__Exercise prompt__
Print the entries verbatim, leaving out the images they contain.

__Extracted data entries__
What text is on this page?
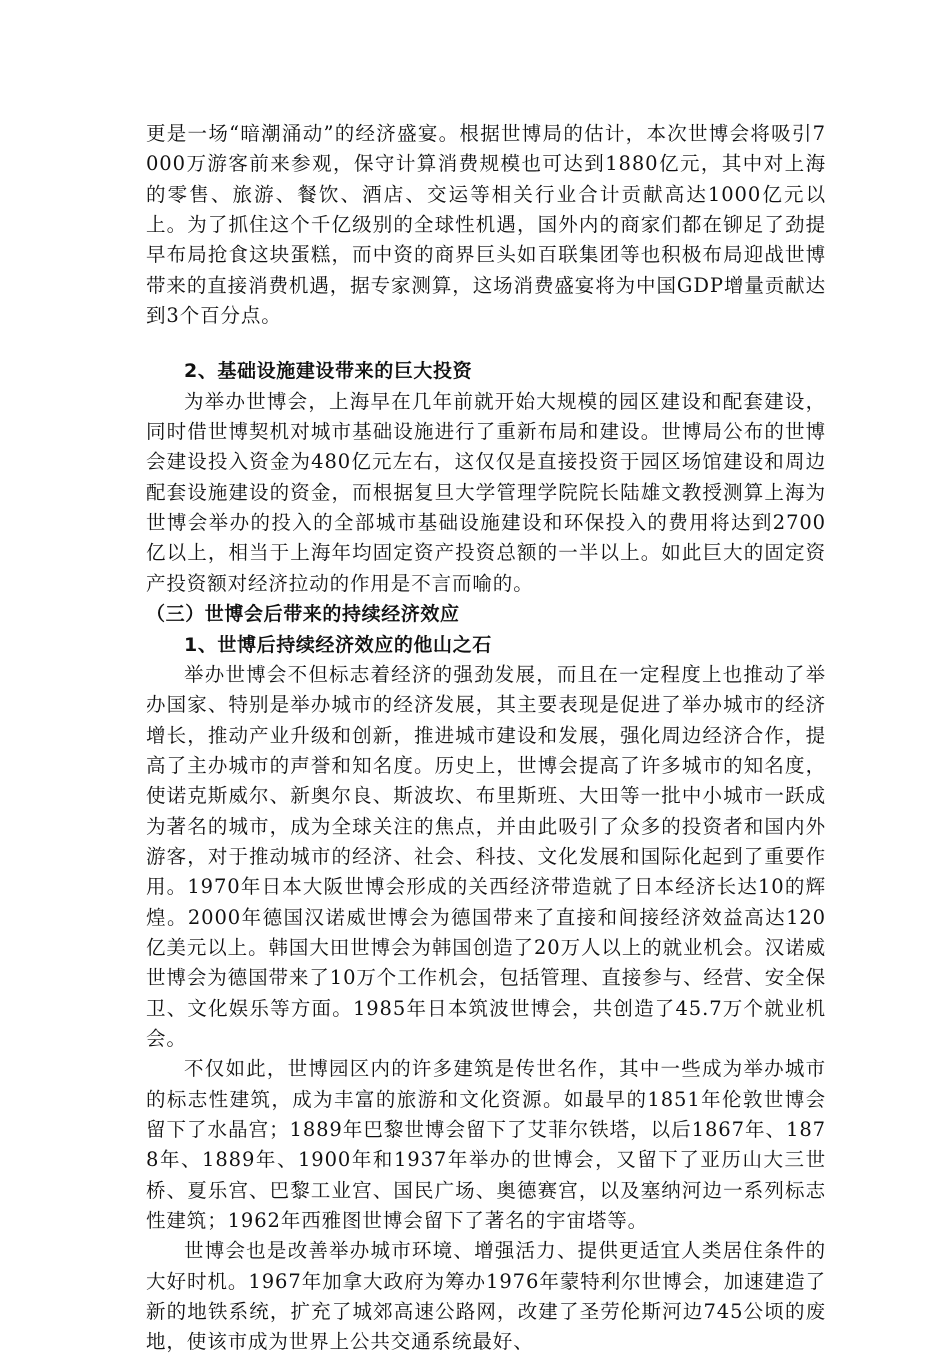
更是一场“暗潮涌动”的经济盛宴。根据世博局的估计，本次世博会将吸引7000万游客前来参观，保守计算消费规模也可达到1880亿元，其中对上海的零售、旅游、餐饮、酒店、交运等相关行业合计贡献高达1000亿元以上。为了抓住这个千亿级别的全球性机遇，国外内的商家们都在铆足了劲提早布局抢食这块蛋糕，而中资的商界巨头如百联集团等也积极布局迎战世博带来的直接消费机遇，据专家测算，这场消费盛宴将为中国GDP增量贡献达到3个百分点。

2、基础设施建设带来的巨大投资

为举办世博会，上海早在几年前就开始大规模的园区建设和配套建设，同时借世博契机对城市基础设施进行了重新布局和建设。世博局公布的世博会建设投入资金为480亿元左右，这仅仅是直接投资于园区场馆建设和周边配套设施建设的资金，而根据复旦大学管理学院院长陆雄文教授测算上海为世博会举办的投入的全部城市基础设施建设和环保投入的费用将达到2700亿以上，相当于上海年均固定资产投资总额的一半以上。如此巨大的固定资产投资额对经济拉动的作用是不言而喻的。

（三）世博会后带来的持续经济效应

1、世博后持续经济效应的他山之石

举办世博会不但标志着经济的强劲发展，而且在一定程度上也推动了举办国家、特别是举办城市的经济发展，其主要表现是促进了举办城市的经济增长，推动产业升级和创新，推进城市建设和发展，强化周边经济合作，提高了主办城市的声誉和知名度。历史上，世博会提高了许多城市的知名度，使诺克斯威尔、新奥尔良、斯波坎、布里斯班、大田等一批中小城市一跃成为著名的城市，成为全球关注的焦点，并由此吸引了众多的投资者和国内外游客，对于推动城市的经济、社会、科技、文化发展和国际化起到了重要作用。1970年日本大阪世博会形成的关西经济带造就了日本经济长达10的辉煌。2000年德国汉诺威世博会为德国带来了直接和间接经济效益高达120亿美元以上。韩国大田世博会为韩国创造了20万人以上的就业机会。汉诺威世博会为德国带来了10万个工作机会，包括管理、直接参与、经营、安全保卫、文化娱乐等方面。1985年日本筑波世博会，共创造了45.7万个就业机会。

不仅如此，世博园区内的许多建筑是传世名作，其中一些成为举办城市的标志性建筑，成为丰富的旅游和文化资源。如最早的1851年伦敦世博会留下了水晶宫；1889年巴黎世博会留下了艾菲尔铁塔，以后1867年、1878年、1889年、1900年和1937年举办的世博会，又留下了亚历山大三世桥、夏乐宫、巴黎工业宫、国民广场、奥德赛宫，以及塞纳河边一系列标志性建筑；1962年西雅图世博会留下了著名的宇宙塔等。

世博会也是改善举办城市环境、增强活力、提供更适宜人类居住条件的大好时机。1967年加拿大政府为筹办1976年蒙特利尔世博会，加速建造了新的地铁系统，扩充了城郊高速公路网，改建了圣劳伦斯河边745公顷的废地，使该市成为世界上公共交通系统最好、
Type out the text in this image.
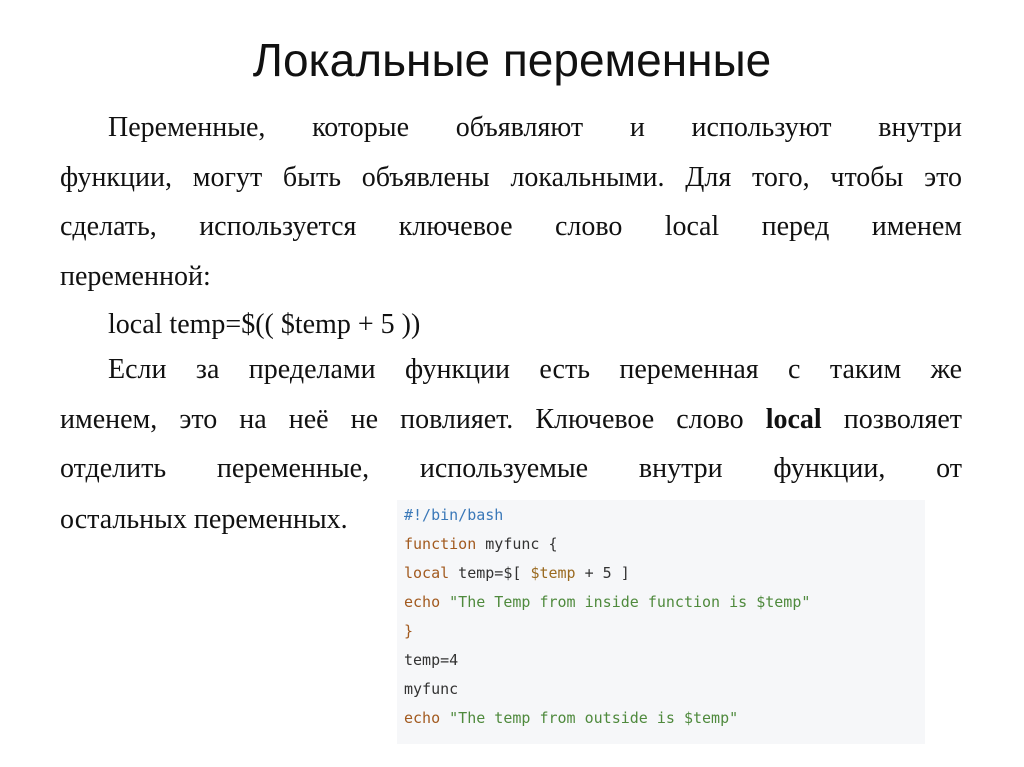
Локальные переменные
Переменные, которые объявляют и используют внутри
функции, могут быть объявлены локальными. Для того, чтобы это
сделать, используется ключевое слово local перед именем
переменной:
local temp=$(( $temp + 5 ))
Если за пределами функции есть переменная с таким же
именем, это на неё не повлияет. Ключевое слово local позволяет
отделить переменные, используемые внутри функции, от
остальных переменных.	#!/bin/bash
function myfunc {
local temp=$[ $temp + 5 ]
echo "The Temp from inside function is $temp"
}
temp=4
myfunc
echo "The temp from outside is $temp"
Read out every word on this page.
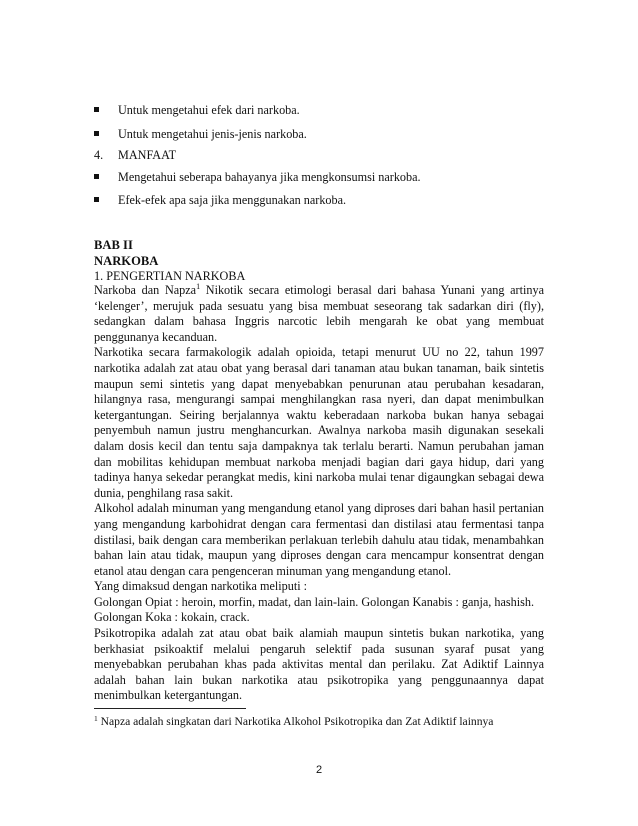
Untuk mengetahui efek dari narkoba.
Untuk mengetahui jenis-jenis narkoba.
4. MANFAAT
Mengetahui seberapa bahayanya jika mengkonsumsi narkoba.
Efek-efek apa saja jika menggunakan narkoba.
BAB II
NARKOBA
1. PENGERTIAN NARKOBA

Narkoba dan Napza$^1$ Nikotik secara etimologi berasal dari bahasa Yunani yang artinya ‘kelenger’, merujuk pada sesuatu yang bisa membuat seseorang tak sadarkan diri (fly), sedangkan dalam bahasa Inggris narcotic lebih mengarah ke obat yang membuat penggunanya kecanduan.

Narkotika secara farmakologik adalah opioida, tetapi menurut UU no 22, tahun 1997 narkotika adalah zat atau obat yang berasal dari tanaman atau bukan tanaman, baik sintetis maupun semi sintetis yang dapat menyebabkan penurunan atau perubahan kesadaran, hilangnya rasa, mengurangi sampai menghilangkan rasa nyeri, dan dapat menimbulkan ketergantungan. Seiring berjalannya waktu keberadaan narkoba bukan hanya sebagai penyembuh namun justru menghancurkan. Awalnya narkoba masih digunakan sesekali dalam dosis kecil dan tentu saja dampaknya tak terlalu berarti. Namun perubahan jaman dan mobilitas kehidupan membuat narkoba menjadi bagian dari gaya hidup, dari yang tadinya hanya sekedar perangkat medis, kini narkoba mulai tenar digaungkan sebagai dewa dunia, penghilang rasa sakit.

Alkohol adalah minuman yang mengandung etanol yang diproses dari bahan hasil pertanian yang mengandung karbohidrat dengan cara fermentasi dan distilasi atau fermentasi tanpa distilasi, baik dengan cara memberikan perlakuan terlebih dahulu atau tidak, menambahkan bahan lain atau tidak, maupun yang diproses dengan cara mencampur konsentrat dengan etanol atau dengan cara pengenceran minuman yang mengandung etanol.

Yang dimaksud dengan narkotika meliputi :

Golongan Opiat : heroin, morfin, madat, dan lain-lain. Golongan Kanabis : ganja, hashish.

Golongan Koka : kokain, crack.

Psikotropika adalah zat atau obat baik alamiah maupun sintetis bukan narkotika, yang berkhasiat psikoaktif melalui pengaruh selektif pada susunan syaraf pusat yang menyebabkan perubahan khas pada aktivitas mental dan perilaku. Zat Adiktif Lainnya adalah bahan lain bukan narkotika atau psikotropika yang penggunaannya dapat menimbulkan ketergantungan.

$^1$ Napza adalah singkatan dari Narkotika Alkohol Psikotropika dan Zat Adiktif lainnya
2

__Solution for this problem__
What text is on this page?
更是一场“暗潮涌动”的经济盛宴。根据世博局的估计，本次世博会将吸引7000万游客前来参观，保守计算消费规模也可达到1880亿元，其中对上海的零售、旅游、餐饮、酒店、交运等相关行业合计贡献高达1000亿元以上。为了抓住这个千亿级别的全球性机遇，国外内的商家们都在铆足了劲提早布局抢食这块蛋糕，而中资的商界巨头如百联集团等也积极布局迎战世博带来的直接消费机遇，据专家测算，这场消费盛宴将为中国GDP增量贡献达到3个百分点。

2、基础设施建设带来的巨大投资

为举办世博会，上海早在几年前就开始大规模的园区建设和配套建设，同时借世博契机对城市基础设施进行了重新布局和建设。世博局公布的世博会建设投入资金为480亿元左右，这仅仅是直接投资于园区场馆建设和周边配套设施建设的资金，而根据复旦大学管理学院院长陆雄文教授测算上海为世博会举办的投入的全部城市基础设施建设和环保投入的费用将达到2700亿以上，相当于上海年均固定资产投资总额的一半以上。如此巨大的固定资产投资额对经济拉动的作用是不言而喻的。

（三）世博会后带来的持续经济效应

1、世博后持续经济效应的他山之石

举办世博会不但标志着经济的强劲发展，而且在一定程度上也推动了举办国家、特别是举办城市的经济发展，其主要表现是促进了举办城市的经济增长，推动产业升级和创新，推进城市建设和发展，强化周边经济合作，提高了主办城市的声誉和知名度。历史上，世博会提高了许多城市的知名度，使诺克斯威尔、新奥尔良、斯波坎、布里斯班、大田等一批中小城市一跃成为著名的城市，成为全球关注的焦点，并由此吸引了众多的投资者和国内外游客，对于推动城市的经济、社会、科技、文化发展和国际化起到了重要作用。1970年日本大阪世博会形成的关西经济带造就了日本经济长达10的辉煌。2000年德国汉诺威世博会为德国带来了直接和间接经济效益高达120亿美元以上。韩国大田世博会为韩国创造了20万人以上的就业机会。汉诺威世博会为德国带来了10万个工作机会，包括管理、直接参与、经营、安全保卫、文化娱乐等方面。1985年日本筑波世博会，共创造了45.7万个就业机会。

不仅如此，世博园区内的许多建筑是传世名作，其中一些成为举办城市的标志性建筑，成为丰富的旅游和文化资源。如最早的1851年伦敦世博会留下了水晶宫；1889年巴黎世博会留下了艾菲尔铁塔，以后1867年、1878年、1889年、1900年和1937年举办的世博会，又留下了亚历山大三世桥、夏乐宫、巴黎工业宫、国民广场、奥德赛宫，以及塞纳河边一系列标志性建筑；1962年西雅图世博会留下了著名的宇宙塔等。

世博会也是改善举办城市环境、增强活力、提供更适宜人类居住条件的大好时机。1967年加拿大政府为筹办1976年蒙特利尔世博会，加速建造了新的地铁系统，扩充了城郊高速公路网，改建了圣劳伦斯河边745公顷的废地，使该市成为世界上公共交通系统最好、
Type out the text in this image.
Локальные переменные
Переменные, которые объявляют и используют внутри
функции, могут быть объявлены локальными. Для того, чтобы это
сделать, используется ключевое слово local перед именем
переменной:
local temp=$(( $temp + 5 ))
Если за пределами функции есть переменная с таким же
именем, это на неё не повлияет. Ключевое слово local позволяет
отделить переменные, используемые внутри функции, от
остальных переменных.	#!/bin/bash
function myfunc {
local temp=$[ $temp + 5 ]
echo "The Temp from inside function is $temp"
}
temp=4
myfunc
echo "The temp from outside is $temp"
Read out every word on this page.
Untuk mengetahui efek dari narkoba.
Untuk mengetahui jenis-jenis narkoba.
4. MANFAAT
Mengetahui seberapa bahayanya jika mengkonsumsi narkoba.
Efek-efek apa saja jika menggunakan narkoba.
BAB II
NARKOBA
1. PENGERTIAN NARKOBA

Narkoba dan Napza$^1$ Nikotik secara etimologi berasal dari bahasa Yunani yang artinya ‘kelenger’, merujuk pada sesuatu yang bisa membuat seseorang tak sadarkan diri (fly), sedangkan dalam bahasa Inggris narcotic lebih mengarah ke obat yang membuat penggunanya kecanduan.

Narkotika secara farmakologik adalah opioida, tetapi menurut UU no 22, tahun 1997 narkotika adalah zat atau obat yang berasal dari tanaman atau bukan tanaman, baik sintetis maupun semi sintetis yang dapat menyebabkan penurunan atau perubahan kesadaran, hilangnya rasa, mengurangi sampai menghilangkan rasa nyeri, dan dapat menimbulkan ketergantungan. Seiring berjalannya waktu keberadaan narkoba bukan hanya sebagai penyembuh namun justru menghancurkan. Awalnya narkoba masih digunakan sesekali dalam dosis kecil dan tentu saja dampaknya tak terlalu berarti. Namun perubahan jaman dan mobilitas kehidupan membuat narkoba menjadi bagian dari gaya hidup, dari yang tadinya hanya sekedar perangkat medis, kini narkoba mulai tenar digaungkan sebagai dewa dunia, penghilang rasa sakit.

Alkohol adalah minuman yang mengandung etanol yang diproses dari bahan hasil pertanian yang mengandung karbohidrat dengan cara fermentasi dan distilasi atau fermentasi tanpa distilasi, baik dengan cara memberikan perlakuan terlebih dahulu atau tidak, menambahkan bahan lain atau tidak, maupun yang diproses dengan cara mencampur konsentrat dengan etanol atau dengan cara pengenceran minuman yang mengandung etanol.

Yang dimaksud dengan narkotika meliputi :

Golongan Opiat : heroin, morfin, madat, dan lain-lain. Golongan Kanabis : ganja, hashish.

Golongan Koka : kokain, crack.

Psikotropika adalah zat atau obat baik alamiah maupun sintetis bukan narkotika, yang berkhasiat psikoaktif melalui pengaruh selektif pada susunan syaraf pusat yang menyebabkan perubahan khas pada aktivitas mental dan perilaku. Zat Adiktif Lainnya adalah bahan lain bukan narkotika atau psikotropika yang penggunaannya dapat menimbulkan ketergantungan.

$^1$ Napza adalah singkatan dari Narkotika Alkohol Psikotropika dan Zat Adiktif lainnya
2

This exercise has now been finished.